### AIM OF THE TASK
Return each line holding the string "action".

(Records from a collection)
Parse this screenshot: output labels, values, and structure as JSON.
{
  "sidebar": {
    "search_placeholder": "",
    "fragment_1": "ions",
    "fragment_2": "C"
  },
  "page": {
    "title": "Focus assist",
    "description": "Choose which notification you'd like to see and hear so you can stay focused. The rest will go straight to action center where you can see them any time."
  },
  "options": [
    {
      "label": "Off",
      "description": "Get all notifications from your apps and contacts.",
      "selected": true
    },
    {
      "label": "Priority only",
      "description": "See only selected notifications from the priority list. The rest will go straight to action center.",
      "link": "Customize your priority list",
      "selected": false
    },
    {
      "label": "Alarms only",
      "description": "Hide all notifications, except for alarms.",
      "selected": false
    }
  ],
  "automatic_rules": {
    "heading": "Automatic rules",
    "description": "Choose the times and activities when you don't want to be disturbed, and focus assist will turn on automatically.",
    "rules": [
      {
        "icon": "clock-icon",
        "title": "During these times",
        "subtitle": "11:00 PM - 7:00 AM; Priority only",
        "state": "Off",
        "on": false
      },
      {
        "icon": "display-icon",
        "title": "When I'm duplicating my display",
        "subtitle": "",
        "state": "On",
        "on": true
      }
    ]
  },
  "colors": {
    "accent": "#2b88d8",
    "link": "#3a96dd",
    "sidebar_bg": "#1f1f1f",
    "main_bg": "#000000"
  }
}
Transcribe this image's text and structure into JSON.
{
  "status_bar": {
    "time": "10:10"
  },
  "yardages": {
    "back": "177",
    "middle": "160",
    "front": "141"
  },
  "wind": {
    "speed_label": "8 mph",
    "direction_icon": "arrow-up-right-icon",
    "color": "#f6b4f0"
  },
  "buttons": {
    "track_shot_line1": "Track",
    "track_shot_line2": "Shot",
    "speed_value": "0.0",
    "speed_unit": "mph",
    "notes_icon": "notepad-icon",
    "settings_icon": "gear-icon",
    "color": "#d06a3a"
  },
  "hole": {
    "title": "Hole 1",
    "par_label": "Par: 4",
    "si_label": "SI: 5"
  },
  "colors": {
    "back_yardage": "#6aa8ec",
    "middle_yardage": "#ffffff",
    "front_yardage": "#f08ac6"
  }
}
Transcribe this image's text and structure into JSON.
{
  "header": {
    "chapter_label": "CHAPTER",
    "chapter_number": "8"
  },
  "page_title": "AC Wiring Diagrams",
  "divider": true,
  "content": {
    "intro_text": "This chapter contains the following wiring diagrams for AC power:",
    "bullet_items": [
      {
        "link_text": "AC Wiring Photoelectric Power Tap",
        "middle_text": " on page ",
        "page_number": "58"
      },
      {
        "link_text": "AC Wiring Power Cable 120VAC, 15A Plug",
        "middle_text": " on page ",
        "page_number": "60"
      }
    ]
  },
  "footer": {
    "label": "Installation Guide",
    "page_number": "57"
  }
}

### OUTPUT FOR THIS TASK
    "description": "Choose which notification you'd like to see and hear so you can stay focused. The rest will go straight to action center where you can see them any time."
      "description": "See only selected notifications from the priority list. The rest will go straight to action center.",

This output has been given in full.